(Data entries)
--- Start ---

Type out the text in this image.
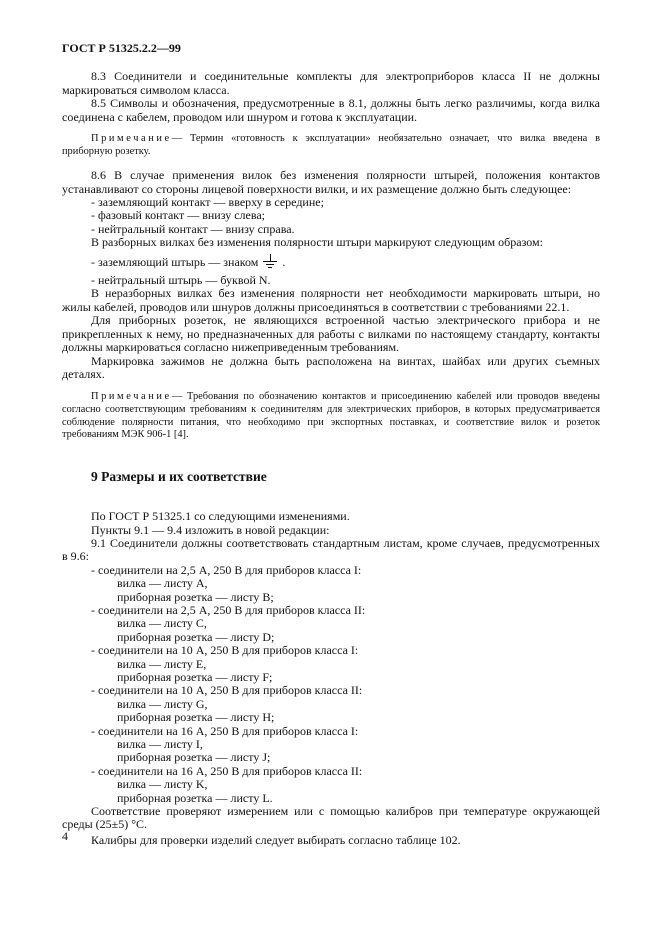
ГОСТ Р 51325.2.2—99

8.3 Соединители и соединительные комплекты для электроприборов класса II не должны маркироваться символом класса.

8.5 Символы и обозначения, предусмотренные в 8.1, должны быть легко различимы, когда вилка соединена с кабелем, проводом или шнуром и готова к эксплуатации.

Примечание— Термин «готовность к эксплуатации» необязательно означает, что вилка введена в приборную розетку.

8.6 В случае применения вилок без изменения полярности штырей, положения контактов устанавливают со стороны лицевой поверхности вилки, и их размещение должно быть следующее:

- заземляющий контакт — вверху в середине;

- фазовый контакт — внизу слева;

- нейтральный контакт — внизу справа.

В разборных вилках без изменения полярности штыри маркируют следующим образом:

- заземляющий штырь — знаком .

- нейтральный штырь — буквой N.

В неразборных вилках без изменения полярности нет необходимости маркировать штыри, но жилы кабелей, проводов или шнуров должны присоединяться в соответствии с требованиями 22.1.

Для приборных розеток, не являющихся встроенной частью электрического прибора и не прикрепленных к нему, но предназначенных для работы с вилками по настоящему стандарту, контакты должны маркироваться согласно нижеприведенным требованиям.

Маркировка зажимов не должна быть расположена на винтах, шайбах или других съемных деталях.

Примечание— Требования по обозначению контактов и присоединению кабелей или проводов введены согласно соответствующим требованиям к соединителям для электрических приборов, в которых предусматривается соблюдение полярности питания, что необходимо при экспортных поставках, и соответствие вилок и розеток требованиям МЭК 906-1 [4].

9 Размеры и их соответствие

По ГОСТ Р 51325.1 со следующими изменениями.

Пункты 9.1 — 9.4 изложить в новой редакции:

9.1 Соединители должны соответствовать стандартным листам, кроме случаев, предусмотренных в 9.6:

- соединители на 2,5 А, 250 В для приборов класса I:

вилка — листу А,

приборная розетка — листу В;

- соединители на 2,5 А, 250 В для приборов класса II:

вилка — листу С,

приборная розетка — листу D;

- соединители на 10 А, 250 В для приборов класса I:

вилка — листу Е,

приборная розетка — листу F;

- соединители на 10 А, 250 В для приборов класса II:

вилка — листу G,

приборная розетка — листу Н;

- соединители на 16 А, 250 В для приборов класса I:

вилка — листу I,

приборная розетка — листу J;

- соединители на 16 А, 250 В для приборов класса II:

вилка — листу K,

приборная розетка — листу L.

Соответствие проверяют измерением или с помощью калибров при температуре окружающей среды (25±5) °С.

Калибры для проверки изделий следует выбирать согласно таблице 102.

4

--- End ---

Images in the records should not be copied. Repeat all the rest exactly.

→ **Result below**:
Type out the text in this image.
ГОСТ Р 51325.2.2—99

8.3 Соединители и соединительные комплекты для электроприборов класса II не должны маркироваться символом класса.

8.5 Символы и обозначения, предусмотренные в 8.1, должны быть легко различимы, когда вилка соединена с кабелем, проводом или шнуром и готова к эксплуатации.

Примечание— Термин «готовность к эксплуатации» необязательно означает, что вилка введена в приборную розетку.

8.6 В случае применения вилок без изменения полярности штырей, положения контактов устанавливают со стороны лицевой поверхности вилки, и их размещение должно быть следующее:

- заземляющий контакт — вверху в середине;

- фазовый контакт — внизу слева;

- нейтральный контакт — внизу справа.

В разборных вилках без изменения полярности штыри маркируют следующим образом:

- заземляющий штырь — знаком .

- нейтральный штырь — буквой N.

В неразборных вилках без изменения полярности нет необходимости маркировать штыри, но жилы кабелей, проводов или шнуров должны присоединяться в соответствии с требованиями 22.1.

Для приборных розеток, не являющихся встроенной частью электрического прибора и не прикрепленных к нему, но предназначенных для работы с вилками по настоящему стандарту, контакты должны маркироваться согласно нижеприведенным требованиям.

Маркировка зажимов не должна быть расположена на винтах, шайбах или других съемных деталях.

Примечание— Требования по обозначению контактов и присоединению кабелей или проводов введены согласно соответствующим требованиям к соединителям для электрических приборов, в которых предусматривается соблюдение полярности питания, что необходимо при экспортных поставках, и соответствие вилок и розеток требованиям МЭК 906-1 [4].

9 Размеры и их соответствие

По ГОСТ Р 51325.1 со следующими изменениями.

Пункты 9.1 — 9.4 изложить в новой редакции:

9.1 Соединители должны соответствовать стандартным листам, кроме случаев, предусмотренных в 9.6:

- соединители на 2,5 А, 250 В для приборов класса I:

вилка — листу А,

приборная розетка — листу В;

- соединители на 2,5 А, 250 В для приборов класса II:

вилка — листу С,

приборная розетка — листу D;

- соединители на 10 А, 250 В для приборов класса I:

вилка — листу Е,

приборная розетка — листу F;

- соединители на 10 А, 250 В для приборов класса II:

вилка — листу G,

приборная розетка — листу Н;

- соединители на 16 А, 250 В для приборов класса I:

вилка — листу I,

приборная розетка — листу J;

- соединители на 16 А, 250 В для приборов класса II:

вилка — листу K,

приборная розетка — листу L.

Соответствие проверяют измерением или с помощью калибров при температуре окружающей среды (25±5) °С.

Калибры для проверки изделий следует выбирать согласно таблице 102.

4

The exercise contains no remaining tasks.